Figure contents as structured data
....

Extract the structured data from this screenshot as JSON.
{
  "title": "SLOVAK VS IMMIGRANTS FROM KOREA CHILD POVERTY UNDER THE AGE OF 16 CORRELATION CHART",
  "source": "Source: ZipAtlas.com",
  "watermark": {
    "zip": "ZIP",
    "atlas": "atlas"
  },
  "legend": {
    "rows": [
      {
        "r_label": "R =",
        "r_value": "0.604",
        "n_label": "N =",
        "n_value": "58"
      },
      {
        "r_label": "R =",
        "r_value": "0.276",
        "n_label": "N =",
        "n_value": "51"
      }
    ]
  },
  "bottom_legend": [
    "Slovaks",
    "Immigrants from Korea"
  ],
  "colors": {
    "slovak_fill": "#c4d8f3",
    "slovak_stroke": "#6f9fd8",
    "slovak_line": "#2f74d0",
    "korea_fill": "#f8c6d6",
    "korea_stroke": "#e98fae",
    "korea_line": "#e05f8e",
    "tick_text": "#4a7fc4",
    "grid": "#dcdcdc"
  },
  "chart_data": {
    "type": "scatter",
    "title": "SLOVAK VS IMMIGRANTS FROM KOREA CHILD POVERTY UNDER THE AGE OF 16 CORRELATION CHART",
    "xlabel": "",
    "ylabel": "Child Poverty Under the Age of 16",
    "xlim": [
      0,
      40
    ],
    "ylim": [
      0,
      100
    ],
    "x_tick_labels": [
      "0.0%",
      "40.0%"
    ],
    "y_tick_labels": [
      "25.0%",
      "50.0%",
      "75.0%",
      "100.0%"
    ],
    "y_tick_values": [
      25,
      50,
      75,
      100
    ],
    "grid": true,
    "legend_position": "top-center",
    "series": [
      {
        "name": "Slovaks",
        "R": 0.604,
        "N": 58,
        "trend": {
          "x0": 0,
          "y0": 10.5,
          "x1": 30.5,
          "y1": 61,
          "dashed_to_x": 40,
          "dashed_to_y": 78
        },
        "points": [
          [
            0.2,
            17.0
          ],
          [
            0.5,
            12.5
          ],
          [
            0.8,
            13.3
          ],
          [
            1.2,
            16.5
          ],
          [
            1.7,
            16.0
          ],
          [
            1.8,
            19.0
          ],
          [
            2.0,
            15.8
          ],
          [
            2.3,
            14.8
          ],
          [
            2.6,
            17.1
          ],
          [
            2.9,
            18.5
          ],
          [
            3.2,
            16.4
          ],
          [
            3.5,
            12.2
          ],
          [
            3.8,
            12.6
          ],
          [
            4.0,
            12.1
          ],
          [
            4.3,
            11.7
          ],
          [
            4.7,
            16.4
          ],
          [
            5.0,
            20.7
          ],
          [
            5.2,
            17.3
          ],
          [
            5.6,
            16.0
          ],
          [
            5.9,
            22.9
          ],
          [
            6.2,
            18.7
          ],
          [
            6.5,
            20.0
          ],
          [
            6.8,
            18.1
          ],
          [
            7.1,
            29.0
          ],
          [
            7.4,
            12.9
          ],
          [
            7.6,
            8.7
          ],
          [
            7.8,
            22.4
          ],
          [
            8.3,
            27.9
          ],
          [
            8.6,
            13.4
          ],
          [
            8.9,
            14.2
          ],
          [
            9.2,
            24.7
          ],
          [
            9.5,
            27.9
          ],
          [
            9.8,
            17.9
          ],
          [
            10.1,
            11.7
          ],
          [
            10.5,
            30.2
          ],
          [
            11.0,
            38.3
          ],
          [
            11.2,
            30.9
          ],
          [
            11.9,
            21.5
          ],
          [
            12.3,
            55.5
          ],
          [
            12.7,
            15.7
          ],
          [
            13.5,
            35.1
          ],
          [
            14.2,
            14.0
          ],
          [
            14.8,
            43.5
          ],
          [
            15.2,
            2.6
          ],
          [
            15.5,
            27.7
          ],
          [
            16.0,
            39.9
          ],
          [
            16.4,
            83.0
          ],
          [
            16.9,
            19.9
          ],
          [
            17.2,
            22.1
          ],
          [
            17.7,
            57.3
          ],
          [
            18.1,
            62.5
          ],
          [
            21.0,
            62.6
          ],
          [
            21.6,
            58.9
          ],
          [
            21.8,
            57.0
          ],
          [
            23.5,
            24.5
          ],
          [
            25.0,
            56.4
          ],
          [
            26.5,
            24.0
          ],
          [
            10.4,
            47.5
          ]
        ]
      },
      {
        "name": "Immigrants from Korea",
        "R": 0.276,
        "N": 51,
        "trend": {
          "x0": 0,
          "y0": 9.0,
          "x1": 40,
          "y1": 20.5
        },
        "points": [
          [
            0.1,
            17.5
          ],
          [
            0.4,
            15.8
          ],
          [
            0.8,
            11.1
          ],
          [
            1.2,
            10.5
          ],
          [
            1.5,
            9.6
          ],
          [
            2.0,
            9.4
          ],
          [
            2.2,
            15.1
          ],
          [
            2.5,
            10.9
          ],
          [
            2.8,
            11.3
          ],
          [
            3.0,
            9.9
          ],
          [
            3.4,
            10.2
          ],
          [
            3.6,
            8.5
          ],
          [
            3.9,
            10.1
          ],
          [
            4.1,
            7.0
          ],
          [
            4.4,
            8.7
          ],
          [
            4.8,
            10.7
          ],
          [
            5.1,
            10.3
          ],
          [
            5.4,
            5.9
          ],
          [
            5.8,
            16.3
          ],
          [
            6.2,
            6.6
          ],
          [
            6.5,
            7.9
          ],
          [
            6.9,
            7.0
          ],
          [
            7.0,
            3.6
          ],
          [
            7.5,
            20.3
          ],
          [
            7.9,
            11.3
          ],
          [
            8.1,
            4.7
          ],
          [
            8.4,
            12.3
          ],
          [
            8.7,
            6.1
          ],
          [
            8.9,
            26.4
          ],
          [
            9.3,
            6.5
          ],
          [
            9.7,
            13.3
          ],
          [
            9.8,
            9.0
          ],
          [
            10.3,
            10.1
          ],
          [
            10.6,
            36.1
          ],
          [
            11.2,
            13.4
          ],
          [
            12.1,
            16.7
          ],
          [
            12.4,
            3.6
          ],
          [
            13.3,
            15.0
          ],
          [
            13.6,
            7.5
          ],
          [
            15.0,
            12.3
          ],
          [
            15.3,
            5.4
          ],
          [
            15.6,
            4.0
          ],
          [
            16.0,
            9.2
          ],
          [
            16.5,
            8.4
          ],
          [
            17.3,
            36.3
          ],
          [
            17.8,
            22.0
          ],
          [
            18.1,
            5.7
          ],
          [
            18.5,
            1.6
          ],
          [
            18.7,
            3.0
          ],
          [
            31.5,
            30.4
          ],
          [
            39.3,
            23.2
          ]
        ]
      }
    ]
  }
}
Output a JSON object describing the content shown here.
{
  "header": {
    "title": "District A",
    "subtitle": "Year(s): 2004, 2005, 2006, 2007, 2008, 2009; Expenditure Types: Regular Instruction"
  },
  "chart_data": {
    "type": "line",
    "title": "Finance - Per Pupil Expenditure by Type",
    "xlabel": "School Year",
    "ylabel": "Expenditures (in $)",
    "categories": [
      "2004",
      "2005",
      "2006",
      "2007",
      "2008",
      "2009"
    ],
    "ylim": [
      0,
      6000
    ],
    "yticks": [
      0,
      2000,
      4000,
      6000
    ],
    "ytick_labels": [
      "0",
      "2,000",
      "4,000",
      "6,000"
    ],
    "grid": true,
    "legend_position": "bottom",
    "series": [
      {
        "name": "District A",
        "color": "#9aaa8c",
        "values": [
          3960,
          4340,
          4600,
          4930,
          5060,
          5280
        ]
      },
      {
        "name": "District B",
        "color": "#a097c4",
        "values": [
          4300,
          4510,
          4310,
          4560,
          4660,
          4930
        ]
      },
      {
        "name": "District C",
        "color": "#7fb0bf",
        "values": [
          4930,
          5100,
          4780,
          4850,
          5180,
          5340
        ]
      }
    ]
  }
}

....

▶ Exercise requirements: In the lines above, find each one with "District" and list it.

▶ Answer:
    "title": "District A",
        "name": "District A",
        "name": "District B",
        "name": "District C",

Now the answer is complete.